▸ **Data excerpts**
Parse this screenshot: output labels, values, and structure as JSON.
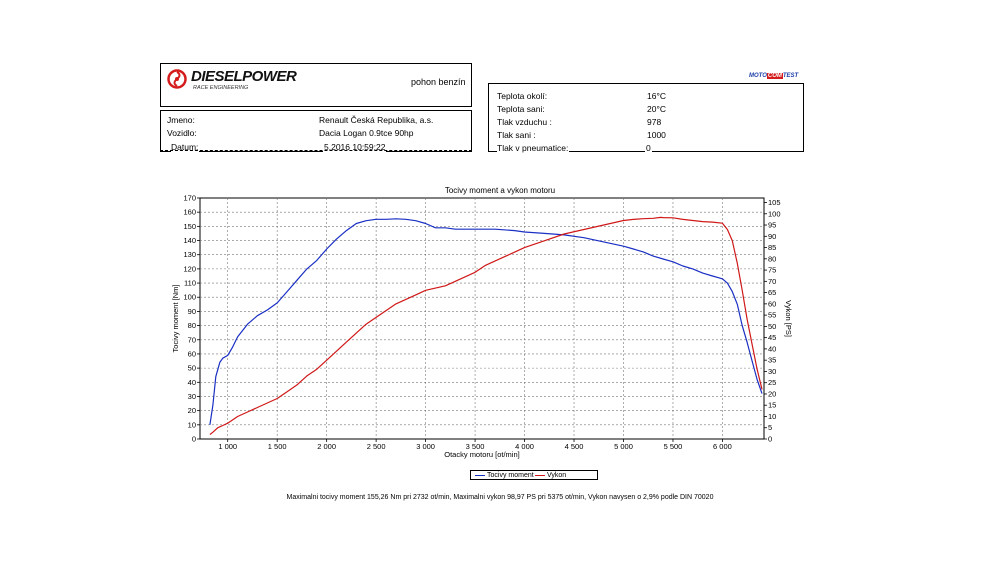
{
  "header": {
    "brand_name": "DIESELPOWER",
    "brand_sub": "RACE ENGINEERING",
    "fuel_type": "pohon benzín",
    "mototest_left": "MOTO",
    "mototest_mid": "COM",
    "mototest_right": "TEST"
  },
  "vehicle": {
    "rows": [
      {
        "label": "Jmeno:",
        "value": "Renault Česká Republika, a.s."
      },
      {
        "label": "Vozidlo:",
        "value": "Dacia Logan 0.9tce 90hp"
      },
      {
        "label": "Datum:",
        "value": "5.2016 10:59:22"
      }
    ]
  },
  "conditions": {
    "rows": [
      {
        "label": "Teplota okolí:",
        "value": "16°C"
      },
      {
        "label": "Teplota sani:",
        "value": "20°C"
      },
      {
        "label": "Tlak vzduchu :",
        "value": "978"
      },
      {
        "label": "Tlak sani :",
        "value": "1000"
      },
      {
        "label": "Tlak v pneumatice:",
        "value": "0"
      }
    ]
  },
  "chart_data": {
    "type": "line",
    "title": "Tocivy moment a vykon motoru",
    "xlabel": "Otacky motoru [ot/min]",
    "ylabel": "Tocivy moment [Nm]",
    "y2label": "Vykon [PS]",
    "xlim": [
      720,
      6420
    ],
    "ylim": [
      0,
      170
    ],
    "y2lim": [
      0,
      107
    ],
    "x_ticks": [
      1000,
      1500,
      2000,
      2500,
      3000,
      3500,
      4000,
      4500,
      5000,
      5500,
      6000
    ],
    "x_tick_labels": [
      "1 000",
      "1 500",
      "2 000",
      "2 500",
      "3 000",
      "3 500",
      "4 000",
      "4 500",
      "5 000",
      "5 500",
      "6 000"
    ],
    "y_ticks": [
      0,
      10,
      20,
      30,
      40,
      50,
      60,
      70,
      80,
      90,
      100,
      110,
      120,
      130,
      140,
      150,
      160,
      170
    ],
    "y2_ticks": [
      0,
      5,
      10,
      15,
      20,
      25,
      30,
      35,
      40,
      45,
      50,
      55,
      60,
      65,
      70,
      75,
      80,
      85,
      90,
      95,
      100,
      105
    ],
    "grid": true,
    "legend_position": "bottom-center",
    "series": [
      {
        "name": "Tocivy moment",
        "axis": "left",
        "color": "#1a2fc4",
        "x": [
          820,
          850,
          880,
          920,
          950,
          1000,
          1050,
          1100,
          1200,
          1300,
          1400,
          1500,
          1600,
          1700,
          1800,
          1900,
          2000,
          2100,
          2200,
          2300,
          2400,
          2500,
          2600,
          2700,
          2800,
          2900,
          3000,
          3100,
          3200,
          3300,
          3500,
          3700,
          3900,
          4000,
          4200,
          4400,
          4600,
          4800,
          5000,
          5100,
          5200,
          5300,
          5400,
          5500,
          5600,
          5700,
          5800,
          5900,
          6000,
          6050,
          6100,
          6150,
          6200,
          6250,
          6300,
          6350,
          6400
        ],
        "y": [
          10,
          24,
          44,
          54,
          57,
          59,
          65,
          72,
          81,
          87,
          91,
          96,
          104,
          112,
          120,
          126,
          134,
          141,
          147,
          152,
          154,
          155,
          155,
          155.3,
          155,
          154,
          152,
          149,
          149,
          148,
          148,
          148,
          147,
          146,
          145,
          144,
          142,
          139,
          136,
          134,
          132,
          129,
          127,
          125,
          122,
          120,
          117,
          115,
          113,
          110,
          104,
          95,
          80,
          68,
          55,
          42,
          32
        ]
      },
      {
        "name": "Vykon",
        "axis": "right",
        "color": "#d01818",
        "x": [
          820,
          850,
          900,
          950,
          1000,
          1100,
          1200,
          1300,
          1400,
          1500,
          1600,
          1700,
          1800,
          1900,
          2000,
          2100,
          2200,
          2300,
          2400,
          2500,
          2600,
          2700,
          2800,
          2900,
          3000,
          3100,
          3200,
          3300,
          3400,
          3500,
          3600,
          3700,
          3800,
          3900,
          4000,
          4200,
          4400,
          4600,
          4800,
          5000,
          5100,
          5200,
          5300,
          5375,
          5400,
          5500,
          5600,
          5700,
          5800,
          5900,
          6000,
          6050,
          6100,
          6150,
          6200,
          6250,
          6300,
          6350,
          6400
        ],
        "y": [
          2,
          3,
          5,
          6,
          7,
          10,
          12,
          14,
          16,
          18,
          21,
          24,
          28,
          31,
          35,
          39,
          43,
          47,
          51,
          54,
          57,
          60,
          62,
          64,
          66,
          67,
          68,
          70,
          72,
          74,
          77,
          79,
          81,
          83,
          85,
          88,
          91,
          93,
          95,
          97,
          97.5,
          97.8,
          98,
          98.4,
          98.3,
          98.2,
          97.5,
          97,
          96.5,
          96.3,
          95.8,
          93,
          88,
          78,
          66,
          53,
          42,
          31,
          22
        ]
      }
    ],
    "summary": "Maximalni tocivy moment 155,26 Nm pri 2732 ot/min,  Maximalni vykon 98,97 PS pri 5375 ot/min,  Vykon navysen o 2,9% podle DIN 70020"
  }
}
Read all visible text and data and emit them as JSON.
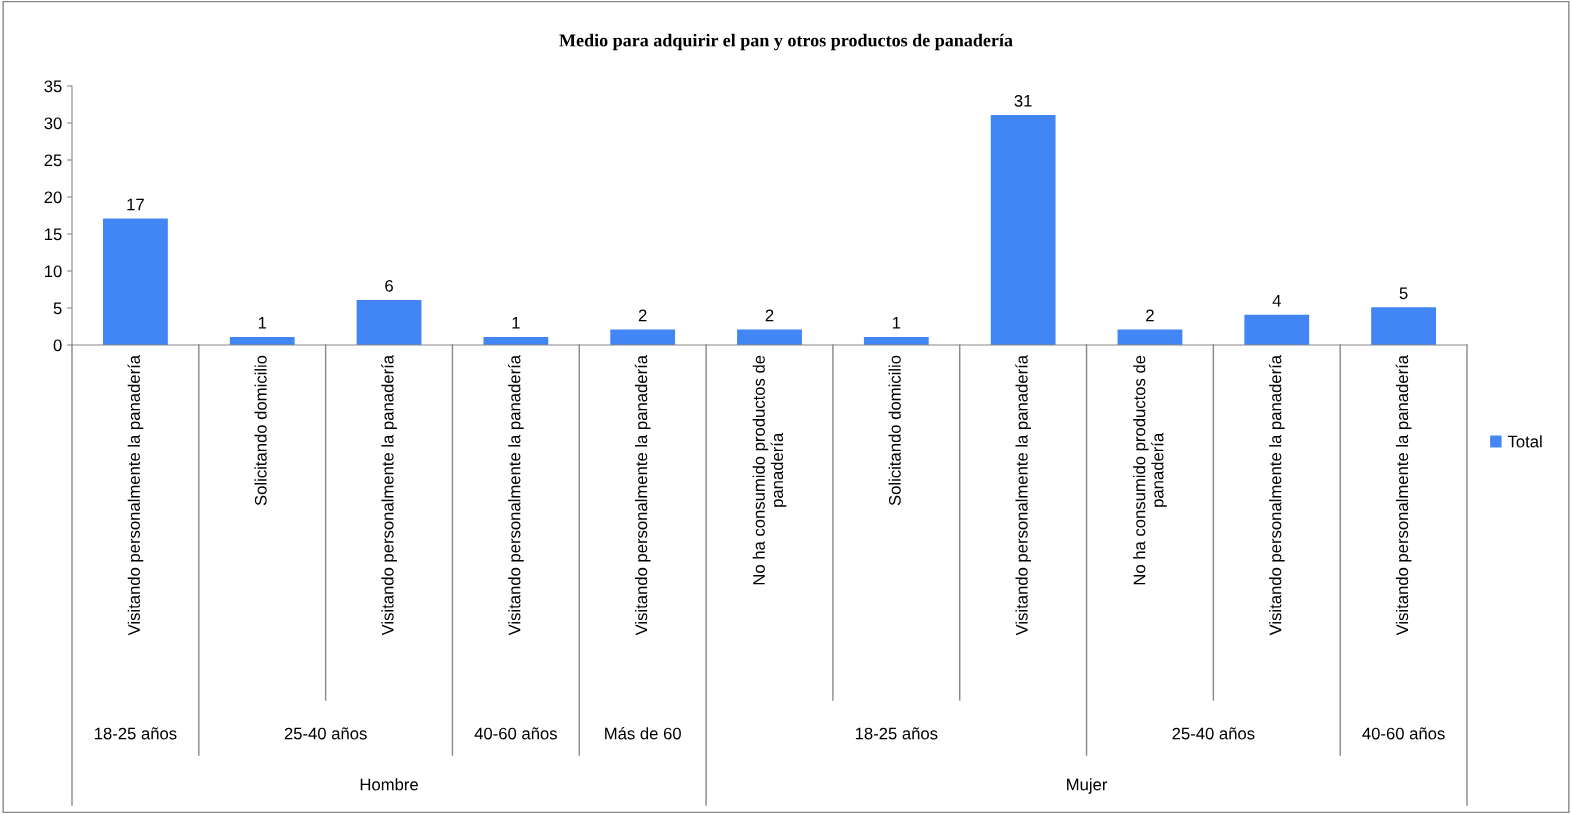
{
  "chart_data": {
    "type": "bar",
    "title": "Medio para adquirir el pan y otros productos de panadería",
    "categories": [
      "Visitando personalmente la panadería",
      "Solicitando domicilio",
      "Visitando personalmente la panadería",
      "Visitando personalmente la panadería",
      "Visitando personalmente la panadería",
      "No ha consumido productos de\npanadería",
      "Solicitando domicilio",
      "Visitando personalmente la panadería",
      "No ha consumido productos de\npanadería",
      "Visitando personalmente la panadería",
      "Visitando personalmente la panadería"
    ],
    "series": [
      {
        "name": "Total",
        "color": "#4285f4",
        "values": [
          17,
          1,
          6,
          1,
          2,
          2,
          1,
          31,
          2,
          4,
          5
        ]
      }
    ],
    "ylim": [
      0,
      35
    ],
    "yticks": [
      0,
      5,
      10,
      15,
      20,
      25,
      30,
      35
    ],
    "data_labels": true,
    "legend": "right",
    "grid": false,
    "annotations": [
      "18-25 años",
      "25-40 años",
      "40-60 años",
      "Más de 60",
      "18-25 años",
      "25-40 años",
      "40-60 años",
      "Hombre",
      "Mujer"
    ]
  }
}
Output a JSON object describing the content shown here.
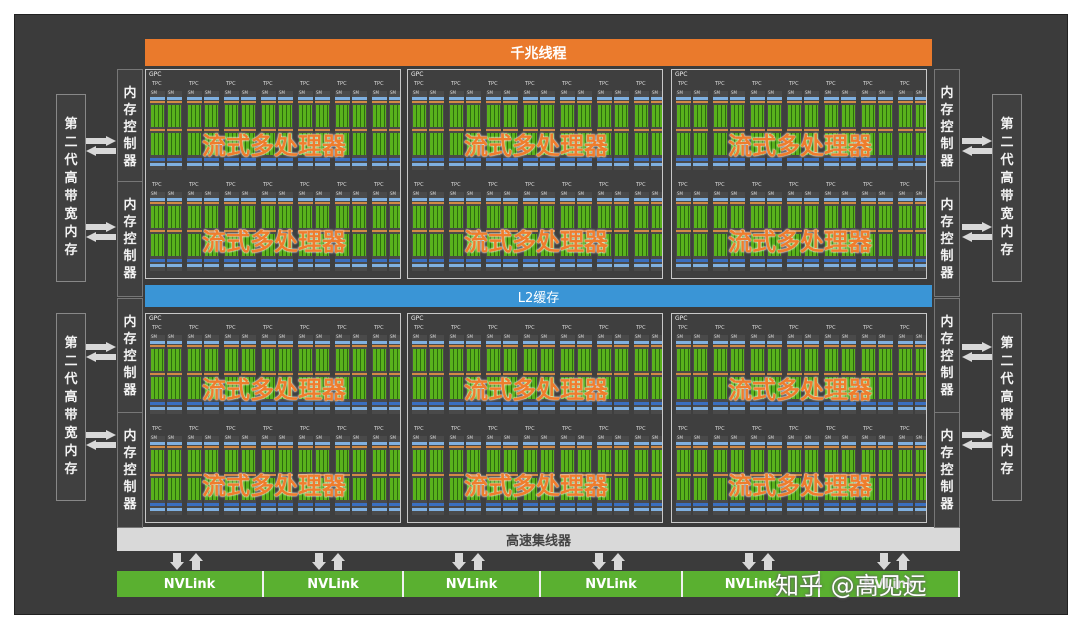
{
  "labels": {
    "top_bar": "千兆线程",
    "l2_cache": "L2缓存",
    "bus": "高速集线器",
    "gpc": "GPC",
    "tpc": "TPC",
    "sm": "SM",
    "sm_overlay": "流式多处理器",
    "mem_controller": [
      "内",
      "存",
      "控",
      "制",
      "器"
    ],
    "hbm": [
      "第",
      "二",
      "代",
      "高",
      "带",
      "宽",
      "内",
      "存"
    ],
    "nvlink": "NVLink"
  },
  "watermark": "知乎 @高见远",
  "colors": {
    "chip_bg": "#3b3b3b",
    "top_bar": "#ea7a2c",
    "l2_cache": "#3a95d6",
    "bus": "#d9d9d9",
    "nvlink": "#5ab030",
    "cores": "#59b21c",
    "overlay_text": "#ef7d2d"
  },
  "counts": {
    "gpc_rows": 2,
    "gpc_per_row": 3,
    "tpc_per_row_in_gpc": 7,
    "tpc_rows_in_gpc": 2,
    "sm_per_tpc": 2,
    "mem_controllers_per_side": 4,
    "hbm_per_side": 2,
    "nvlink_ports": 6
  }
}
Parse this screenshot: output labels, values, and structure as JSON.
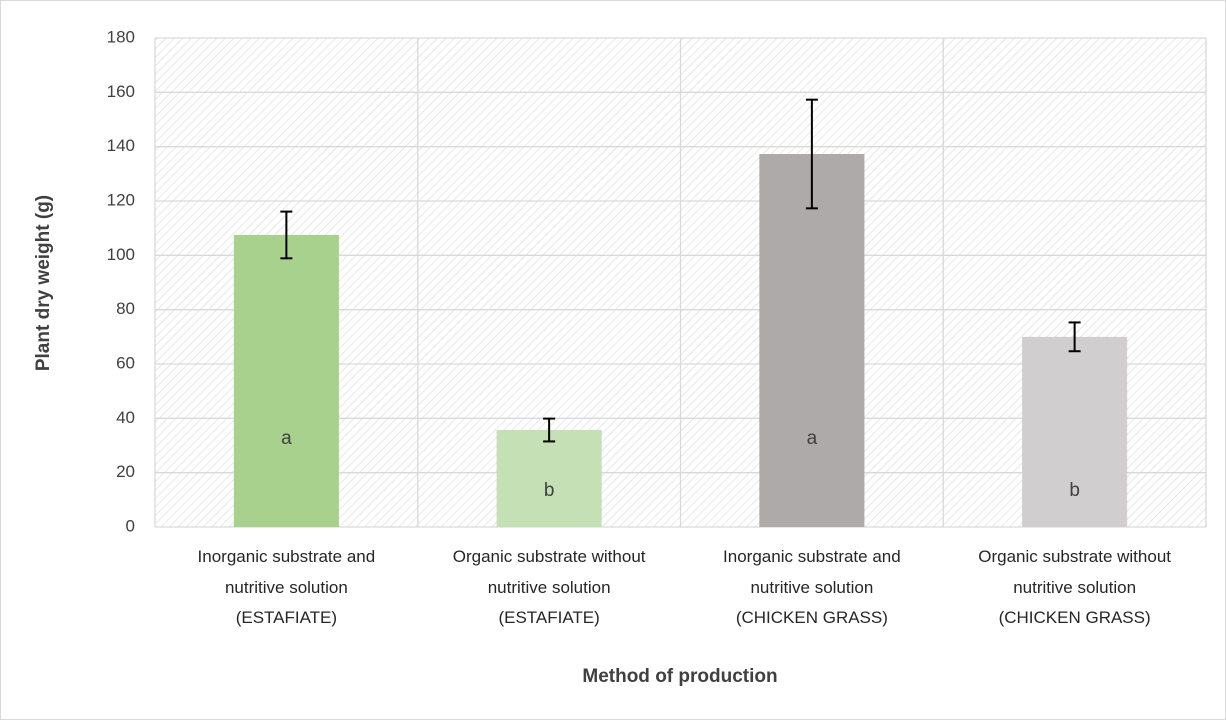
{
  "chart_data": {
    "type": "bar",
    "x_label": "Method of production",
    "y_label": "Plant dry weight (g)",
    "categories": [
      "Inorganic substrate and\nnutritive solution\n(ESTAFIATE)",
      "Organic substrate without\nnutritive solution\n(ESTAFIATE)",
      "Inorganic substrate and\nnutritive solution\n(CHICKEN GRASS)",
      "Organic substrate without\nnutritive solution\n(CHICKEN GRASS)"
    ],
    "values": [
      107.5,
      35.7,
      137.3,
      70
    ],
    "errors": [
      8.6,
      4.2,
      20,
      5.3
    ],
    "annotations": [
      "a",
      "b",
      "a",
      "b"
    ],
    "colors": [
      "#a9d18e",
      "#c5e0b4",
      "#aeaaaa",
      "#d0cece"
    ],
    "ylim": [
      0,
      180
    ],
    "yticks": [
      0,
      20,
      40,
      60,
      80,
      100,
      120,
      140,
      160,
      180
    ],
    "grid": true,
    "x_grid": true
  }
}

▸ **Directions**
Only a number is wanted: how many lines of the data above contain "Teplota"?

▸ **Written solution**
2